WHAT IS NEEDED
A complete answer lists every line of the material where the string "legend" occurs.

MATERIAL PROVIDED

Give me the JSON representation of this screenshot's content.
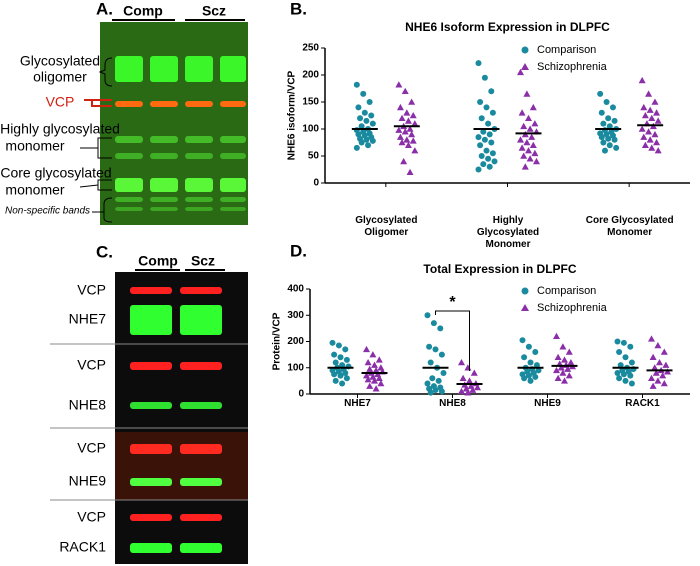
{
  "blot_a": {
    "panel_label": "A.",
    "lanes": [
      "Comp",
      "Scz"
    ],
    "labels": [
      "Glycosylated",
      "oligomer",
      "VCP",
      "Highly glycosylated",
      "monomer",
      "Core glycosylated",
      "monomer",
      "Non-specific bands"
    ]
  },
  "blot_c": {
    "panel_label": "C.",
    "lanes": [
      "Comp",
      "Scz"
    ],
    "labels": [
      "VCP",
      "NHE7",
      "VCP",
      "NHE8",
      "VCP",
      "NHE9",
      "VCP",
      "RACK1"
    ]
  },
  "chart_data": [
    {
      "type": "strip",
      "panel_label": "B.",
      "title": "NHE6 Isoform Expression in DLPFC",
      "y_label": "NHE6 isoform/VCP",
      "categories": [
        "Glycosylated Oligomer",
        "Highly Glycosylated Monomer",
        "Core Glycosylated Monomer"
      ],
      "series": [
        {
          "name": "Comparison",
          "color": "#1a8a9e",
          "marker": "circle",
          "values": [
            [
              182,
              165,
              150,
              140,
              130,
              125,
              120,
              115,
              110,
              105,
              100,
              98,
              95,
              92,
              90,
              88,
              85,
              82,
              80,
              78,
              75,
              70,
              65
            ],
            [
              222,
              195,
              170,
              150,
              140,
              130,
              120,
              110,
              100,
              95,
              90,
              85,
              80,
              75,
              70,
              60,
              55,
              50,
              45,
              40,
              35,
              30,
              25
            ],
            [
              165,
              150,
              140,
              130,
              120,
              115,
              110,
              105,
              100,
              98,
              95,
              92,
              90,
              88,
              85,
              82,
              80,
              75,
              70,
              65,
              60
            ]
          ],
          "means": [
            100,
            100,
            100
          ]
        },
        {
          "name": "Schizophrenia",
          "color": "#8b2fa8",
          "marker": "triangle",
          "values": [
            [
              182,
              170,
              150,
              140,
              130,
              125,
              120,
              115,
              110,
              105,
              100,
              98,
              95,
              90,
              85,
              80,
              78,
              75,
              70,
              60,
              40,
              20
            ],
            [
              205,
              165,
              140,
              130,
              120,
              110,
              105,
              100,
              95,
              90,
              85,
              80,
              75,
              70,
              65,
              60,
              55,
              50,
              45,
              40,
              30
            ],
            [
              190,
              165,
              150,
              140,
              135,
              130,
              125,
              120,
              115,
              110,
              105,
              100,
              95,
              90,
              85,
              80,
              75,
              70,
              65,
              60
            ]
          ],
          "means": [
            105,
            92,
            107
          ]
        }
      ],
      "ylim": [
        0,
        250
      ],
      "yticks": [
        0,
        50,
        100,
        150,
        200,
        250
      ],
      "legend": "upper right"
    },
    {
      "type": "strip",
      "panel_label": "D.",
      "title": "Total Expression in DLPFC",
      "y_label": "Protein/VCP",
      "categories": [
        "NHE7",
        "NHE8",
        "NHE9",
        "RACK1"
      ],
      "series": [
        {
          "name": "Comparison",
          "color": "#1a8a9e",
          "marker": "circle",
          "values": [
            [
              195,
              185,
              170,
              150,
              140,
              130,
              120,
              110,
              105,
              100,
              95,
              90,
              85,
              80,
              75,
              70,
              60,
              50,
              40
            ],
            [
              300,
              270,
              250,
              180,
              170,
              150,
              120,
              100,
              80,
              60,
              50,
              40,
              30,
              25,
              20,
              15,
              10,
              5
            ],
            [
              205,
              180,
              160,
              140,
              120,
              110,
              100,
              95,
              90,
              85,
              80,
              75,
              70,
              65,
              60,
              50
            ],
            [
              200,
              195,
              180,
              160,
              140,
              120,
              110,
              100,
              95,
              90,
              85,
              80,
              75,
              70,
              60,
              50,
              40
            ]
          ],
          "means": [
            100,
            100,
            100,
            100
          ]
        },
        {
          "name": "Schizophrenia",
          "color": "#8b2fa8",
          "marker": "triangle",
          "values": [
            [
              170,
              150,
              130,
              120,
              110,
              100,
              95,
              90,
              85,
              80,
              75,
              70,
              65,
              60,
              55,
              50,
              40,
              30,
              20
            ],
            [
              120,
              100,
              80,
              60,
              50,
              40,
              35,
              30,
              25,
              20,
              15,
              10,
              5
            ],
            [
              220,
              180,
              160,
              140,
              130,
              120,
              115,
              110,
              105,
              100,
              95,
              90,
              80,
              70,
              60,
              50
            ],
            [
              210,
              185,
              160,
              140,
              120,
              110,
              100,
              90,
              85,
              80,
              70,
              60,
              50,
              40,
              30
            ]
          ],
          "means": [
            80,
            38,
            107,
            90
          ]
        }
      ],
      "ylim": [
        0,
        400
      ],
      "yticks": [
        0,
        100,
        200,
        300,
        400
      ],
      "legend": "upper right",
      "annotations": [
        "*"
      ]
    }
  ]
}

PROBLEM SOLUTION
      "legend": "upper right"
      "legend": "upper right",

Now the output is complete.